Task goal:
Quote all of the data below exactly, please.

-- Start Exercise materials --

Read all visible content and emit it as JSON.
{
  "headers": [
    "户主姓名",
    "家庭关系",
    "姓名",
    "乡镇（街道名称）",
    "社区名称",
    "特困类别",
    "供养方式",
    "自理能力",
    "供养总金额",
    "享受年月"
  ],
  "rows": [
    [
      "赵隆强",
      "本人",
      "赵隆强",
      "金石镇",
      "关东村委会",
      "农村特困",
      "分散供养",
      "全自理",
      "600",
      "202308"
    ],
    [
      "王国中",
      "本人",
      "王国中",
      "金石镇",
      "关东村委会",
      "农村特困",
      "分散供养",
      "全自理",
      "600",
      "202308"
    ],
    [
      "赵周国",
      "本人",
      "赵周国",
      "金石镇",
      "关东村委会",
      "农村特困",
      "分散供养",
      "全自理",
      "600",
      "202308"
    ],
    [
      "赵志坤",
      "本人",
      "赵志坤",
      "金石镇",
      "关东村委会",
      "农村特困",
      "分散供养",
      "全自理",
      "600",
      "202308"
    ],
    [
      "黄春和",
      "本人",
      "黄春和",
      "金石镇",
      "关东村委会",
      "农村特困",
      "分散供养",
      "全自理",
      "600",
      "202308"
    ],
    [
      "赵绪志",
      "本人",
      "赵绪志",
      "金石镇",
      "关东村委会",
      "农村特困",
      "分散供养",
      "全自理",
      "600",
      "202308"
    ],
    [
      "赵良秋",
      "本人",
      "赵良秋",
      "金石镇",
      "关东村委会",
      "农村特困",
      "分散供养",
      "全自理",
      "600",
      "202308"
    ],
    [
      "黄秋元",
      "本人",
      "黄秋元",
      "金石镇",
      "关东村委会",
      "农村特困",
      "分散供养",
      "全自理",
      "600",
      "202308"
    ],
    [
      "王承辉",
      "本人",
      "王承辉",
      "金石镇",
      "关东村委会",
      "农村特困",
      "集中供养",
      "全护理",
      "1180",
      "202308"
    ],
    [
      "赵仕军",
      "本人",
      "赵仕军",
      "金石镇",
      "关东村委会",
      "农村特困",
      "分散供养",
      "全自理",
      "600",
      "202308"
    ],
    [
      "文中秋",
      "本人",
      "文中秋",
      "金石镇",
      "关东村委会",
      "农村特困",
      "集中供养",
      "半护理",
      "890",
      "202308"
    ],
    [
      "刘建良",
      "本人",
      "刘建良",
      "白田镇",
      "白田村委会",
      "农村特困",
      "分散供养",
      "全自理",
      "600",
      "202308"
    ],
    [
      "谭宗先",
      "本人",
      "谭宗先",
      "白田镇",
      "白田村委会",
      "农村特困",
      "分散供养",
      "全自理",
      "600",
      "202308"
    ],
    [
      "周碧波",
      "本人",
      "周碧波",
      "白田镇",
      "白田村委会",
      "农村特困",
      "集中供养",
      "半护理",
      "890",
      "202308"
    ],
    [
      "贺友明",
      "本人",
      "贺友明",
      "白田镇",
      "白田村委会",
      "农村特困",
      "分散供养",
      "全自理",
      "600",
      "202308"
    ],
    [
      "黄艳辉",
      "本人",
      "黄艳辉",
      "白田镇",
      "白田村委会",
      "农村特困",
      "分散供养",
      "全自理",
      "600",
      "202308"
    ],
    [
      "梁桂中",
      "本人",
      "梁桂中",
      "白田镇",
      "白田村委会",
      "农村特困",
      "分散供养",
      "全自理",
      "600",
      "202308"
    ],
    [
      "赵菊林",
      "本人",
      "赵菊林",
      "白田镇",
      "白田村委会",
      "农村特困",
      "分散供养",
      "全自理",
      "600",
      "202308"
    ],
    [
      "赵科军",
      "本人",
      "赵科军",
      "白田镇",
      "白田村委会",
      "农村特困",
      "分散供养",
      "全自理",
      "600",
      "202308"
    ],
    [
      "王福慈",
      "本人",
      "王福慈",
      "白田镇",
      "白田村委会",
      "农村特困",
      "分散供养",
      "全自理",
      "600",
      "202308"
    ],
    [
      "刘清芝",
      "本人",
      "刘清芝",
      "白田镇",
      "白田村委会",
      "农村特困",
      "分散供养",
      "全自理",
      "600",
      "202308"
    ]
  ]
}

-- End Exercise materials --

Response:
Read all visible content and emit it as JSON.
{
  "headers": [
    "户主姓名",
    "家庭关系",
    "姓名",
    "乡镇（街道名称）",
    "社区名称",
    "特困类别",
    "供养方式",
    "自理能力",
    "供养总金额",
    "享受年月"
  ],
  "rows": [
    [
      "赵隆强",
      "本人",
      "赵隆强",
      "金石镇",
      "关东村委会",
      "农村特困",
      "分散供养",
      "全自理",
      "600",
      "202308"
    ],
    [
      "王国中",
      "本人",
      "王国中",
      "金石镇",
      "关东村委会",
      "农村特困",
      "分散供养",
      "全自理",
      "600",
      "202308"
    ],
    [
      "赵周国",
      "本人",
      "赵周国",
      "金石镇",
      "关东村委会",
      "农村特困",
      "分散供养",
      "全自理",
      "600",
      "202308"
    ],
    [
      "赵志坤",
      "本人",
      "赵志坤",
      "金石镇",
      "关东村委会",
      "农村特困",
      "分散供养",
      "全自理",
      "600",
      "202308"
    ],
    [
      "黄春和",
      "本人",
      "黄春和",
      "金石镇",
      "关东村委会",
      "农村特困",
      "分散供养",
      "全自理",
      "600",
      "202308"
    ],
    [
      "赵绪志",
      "本人",
      "赵绪志",
      "金石镇",
      "关东村委会",
      "农村特困",
      "分散供养",
      "全自理",
      "600",
      "202308"
    ],
    [
      "赵良秋",
      "本人",
      "赵良秋",
      "金石镇",
      "关东村委会",
      "农村特困",
      "分散供养",
      "全自理",
      "600",
      "202308"
    ],
    [
      "黄秋元",
      "本人",
      "黄秋元",
      "金石镇",
      "关东村委会",
      "农村特困",
      "分散供养",
      "全自理",
      "600",
      "202308"
    ],
    [
      "王承辉",
      "本人",
      "王承辉",
      "金石镇",
      "关东村委会",
      "农村特困",
      "集中供养",
      "全护理",
      "1180",
      "202308"
    ],
    [
      "赵仕军",
      "本人",
      "赵仕军",
      "金石镇",
      "关东村委会",
      "农村特困",
      "分散供养",
      "全自理",
      "600",
      "202308"
    ],
    [
      "文中秋",
      "本人",
      "文中秋",
      "金石镇",
      "关东村委会",
      "农村特困",
      "集中供养",
      "半护理",
      "890",
      "202308"
    ],
    [
      "刘建良",
      "本人",
      "刘建良",
      "白田镇",
      "白田村委会",
      "农村特困",
      "分散供养",
      "全自理",
      "600",
      "202308"
    ],
    [
      "谭宗先",
      "本人",
      "谭宗先",
      "白田镇",
      "白田村委会",
      "农村特困",
      "分散供养",
      "全自理",
      "600",
      "202308"
    ],
    [
      "周碧波",
      "本人",
      "周碧波",
      "白田镇",
      "白田村委会",
      "农村特困",
      "集中供养",
      "半护理",
      "890",
      "202308"
    ],
    [
      "贺友明",
      "本人",
      "贺友明",
      "白田镇",
      "白田村委会",
      "农村特困",
      "分散供养",
      "全自理",
      "600",
      "202308"
    ],
    [
      "黄艳辉",
      "本人",
      "黄艳辉",
      "白田镇",
      "白田村委会",
      "农村特困",
      "分散供养",
      "全自理",
      "600",
      "202308"
    ],
    [
      "梁桂中",
      "本人",
      "梁桂中",
      "白田镇",
      "白田村委会",
      "农村特困",
      "分散供养",
      "全自理",
      "600",
      "202308"
    ],
    [
      "赵菊林",
      "本人",
      "赵菊林",
      "白田镇",
      "白田村委会",
      "农村特困",
      "分散供养",
      "全自理",
      "600",
      "202308"
    ],
    [
      "赵科军",
      "本人",
      "赵科军",
      "白田镇",
      "白田村委会",
      "农村特困",
      "分散供养",
      "全自理",
      "600",
      "202308"
    ],
    [
      "王福慈",
      "本人",
      "王福慈",
      "白田镇",
      "白田村委会",
      "农村特困",
      "分散供养",
      "全自理",
      "600",
      "202308"
    ],
    [
      "刘清芝",
      "本人",
      "刘清芝",
      "白田镇",
      "白田村委会",
      "农村特困",
      "分散供养",
      "全自理",
      "600",
      "202308"
    ]
  ]
}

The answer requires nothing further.